>>>>>

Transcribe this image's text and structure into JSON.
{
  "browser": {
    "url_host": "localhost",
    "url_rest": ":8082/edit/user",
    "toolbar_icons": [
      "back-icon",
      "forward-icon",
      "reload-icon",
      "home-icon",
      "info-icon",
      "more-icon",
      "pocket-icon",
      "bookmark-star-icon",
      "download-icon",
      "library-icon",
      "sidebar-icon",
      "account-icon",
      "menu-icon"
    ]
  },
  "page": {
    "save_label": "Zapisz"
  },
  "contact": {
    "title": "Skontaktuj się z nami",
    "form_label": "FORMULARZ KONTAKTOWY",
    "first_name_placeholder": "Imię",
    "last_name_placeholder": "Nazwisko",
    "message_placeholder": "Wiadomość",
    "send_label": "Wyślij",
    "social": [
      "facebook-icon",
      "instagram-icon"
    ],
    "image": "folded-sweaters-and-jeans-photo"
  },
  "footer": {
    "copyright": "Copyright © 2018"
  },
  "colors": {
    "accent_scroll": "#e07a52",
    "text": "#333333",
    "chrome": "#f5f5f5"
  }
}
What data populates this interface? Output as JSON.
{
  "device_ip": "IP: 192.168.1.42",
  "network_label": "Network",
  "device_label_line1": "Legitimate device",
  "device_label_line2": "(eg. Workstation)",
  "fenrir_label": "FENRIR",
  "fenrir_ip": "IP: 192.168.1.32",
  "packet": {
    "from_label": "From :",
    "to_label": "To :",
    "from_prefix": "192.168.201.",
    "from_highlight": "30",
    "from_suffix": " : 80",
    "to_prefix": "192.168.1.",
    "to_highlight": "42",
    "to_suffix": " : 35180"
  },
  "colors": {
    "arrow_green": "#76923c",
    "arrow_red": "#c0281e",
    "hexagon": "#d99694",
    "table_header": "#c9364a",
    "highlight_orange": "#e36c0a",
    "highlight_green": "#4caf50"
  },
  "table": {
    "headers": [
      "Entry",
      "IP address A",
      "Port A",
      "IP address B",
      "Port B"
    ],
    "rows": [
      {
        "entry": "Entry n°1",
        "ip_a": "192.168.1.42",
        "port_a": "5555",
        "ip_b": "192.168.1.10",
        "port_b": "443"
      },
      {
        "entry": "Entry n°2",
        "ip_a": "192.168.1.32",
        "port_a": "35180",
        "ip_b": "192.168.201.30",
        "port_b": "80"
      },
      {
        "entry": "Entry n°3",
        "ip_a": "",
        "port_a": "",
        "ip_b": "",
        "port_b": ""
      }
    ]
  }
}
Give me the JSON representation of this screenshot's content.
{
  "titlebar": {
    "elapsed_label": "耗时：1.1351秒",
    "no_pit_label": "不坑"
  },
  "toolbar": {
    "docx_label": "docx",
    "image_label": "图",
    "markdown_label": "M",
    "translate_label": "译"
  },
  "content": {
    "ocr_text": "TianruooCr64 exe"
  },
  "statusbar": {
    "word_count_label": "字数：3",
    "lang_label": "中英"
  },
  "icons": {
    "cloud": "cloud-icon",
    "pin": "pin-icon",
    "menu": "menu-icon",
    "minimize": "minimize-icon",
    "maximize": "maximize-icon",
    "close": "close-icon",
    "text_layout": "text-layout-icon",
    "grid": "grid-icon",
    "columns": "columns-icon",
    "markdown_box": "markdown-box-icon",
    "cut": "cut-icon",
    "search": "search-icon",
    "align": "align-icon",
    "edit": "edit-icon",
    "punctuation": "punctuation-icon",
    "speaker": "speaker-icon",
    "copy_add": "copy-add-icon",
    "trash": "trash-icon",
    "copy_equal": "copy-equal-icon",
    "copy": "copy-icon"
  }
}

<<<<<

> TASK TO COMPLETE: Copy the entries above exactly, leaving none out.

> OUTPUT BELOW:
Transcribe this image's text and structure into JSON.
{
  "browser": {
    "url_host": "localhost",
    "url_rest": ":8082/edit/user",
    "toolbar_icons": [
      "back-icon",
      "forward-icon",
      "reload-icon",
      "home-icon",
      "info-icon",
      "more-icon",
      "pocket-icon",
      "bookmark-star-icon",
      "download-icon",
      "library-icon",
      "sidebar-icon",
      "account-icon",
      "menu-icon"
    ]
  },
  "page": {
    "save_label": "Zapisz"
  },
  "contact": {
    "title": "Skontaktuj się z nami",
    "form_label": "FORMULARZ KONTAKTOWY",
    "first_name_placeholder": "Imię",
    "last_name_placeholder": "Nazwisko",
    "message_placeholder": "Wiadomość",
    "send_label": "Wyślij",
    "social": [
      "facebook-icon",
      "instagram-icon"
    ],
    "image": "folded-sweaters-and-jeans-photo"
  },
  "footer": {
    "copyright": "Copyright © 2018"
  },
  "colors": {
    "accent_scroll": "#e07a52",
    "text": "#333333",
    "chrome": "#f5f5f5"
  }
}
What data populates this interface? Output as JSON.
{
  "device_ip": "IP: 192.168.1.42",
  "network_label": "Network",
  "device_label_line1": "Legitimate device",
  "device_label_line2": "(eg. Workstation)",
  "fenrir_label": "FENRIR",
  "fenrir_ip": "IP: 192.168.1.32",
  "packet": {
    "from_label": "From :",
    "to_label": "To :",
    "from_prefix": "192.168.201.",
    "from_highlight": "30",
    "from_suffix": " : 80",
    "to_prefix": "192.168.1.",
    "to_highlight": "42",
    "to_suffix": " : 35180"
  },
  "colors": {
    "arrow_green": "#76923c",
    "arrow_red": "#c0281e",
    "hexagon": "#d99694",
    "table_header": "#c9364a",
    "highlight_orange": "#e36c0a",
    "highlight_green": "#4caf50"
  },
  "table": {
    "headers": [
      "Entry",
      "IP address A",
      "Port A",
      "IP address B",
      "Port B"
    ],
    "rows": [
      {
        "entry": "Entry n°1",
        "ip_a": "192.168.1.42",
        "port_a": "5555",
        "ip_b": "192.168.1.10",
        "port_b": "443"
      },
      {
        "entry": "Entry n°2",
        "ip_a": "192.168.1.32",
        "port_a": "35180",
        "ip_b": "192.168.201.30",
        "port_b": "80"
      },
      {
        "entry": "Entry n°3",
        "ip_a": "",
        "port_a": "",
        "ip_b": "",
        "port_b": ""
      }
    ]
  }
}
Give me the JSON representation of this screenshot's content.
{
  "titlebar": {
    "elapsed_label": "耗时：1.1351秒",
    "no_pit_label": "不坑"
  },
  "toolbar": {
    "docx_label": "docx",
    "image_label": "图",
    "markdown_label": "M",
    "translate_label": "译"
  },
  "content": {
    "ocr_text": "TianruooCr64 exe"
  },
  "statusbar": {
    "word_count_label": "字数：3",
    "lang_label": "中英"
  },
  "icons": {
    "cloud": "cloud-icon",
    "pin": "pin-icon",
    "menu": "menu-icon",
    "minimize": "minimize-icon",
    "maximize": "maximize-icon",
    "close": "close-icon",
    "text_layout": "text-layout-icon",
    "grid": "grid-icon",
    "columns": "columns-icon",
    "markdown_box": "markdown-box-icon",
    "cut": "cut-icon",
    "search": "search-icon",
    "align": "align-icon",
    "edit": "edit-icon",
    "punctuation": "punctuation-icon",
    "speaker": "speaker-icon",
    "copy_add": "copy-add-icon",
    "trash": "trash-icon",
    "copy_equal": "copy-equal-icon",
    "copy": "copy-icon"
  }
}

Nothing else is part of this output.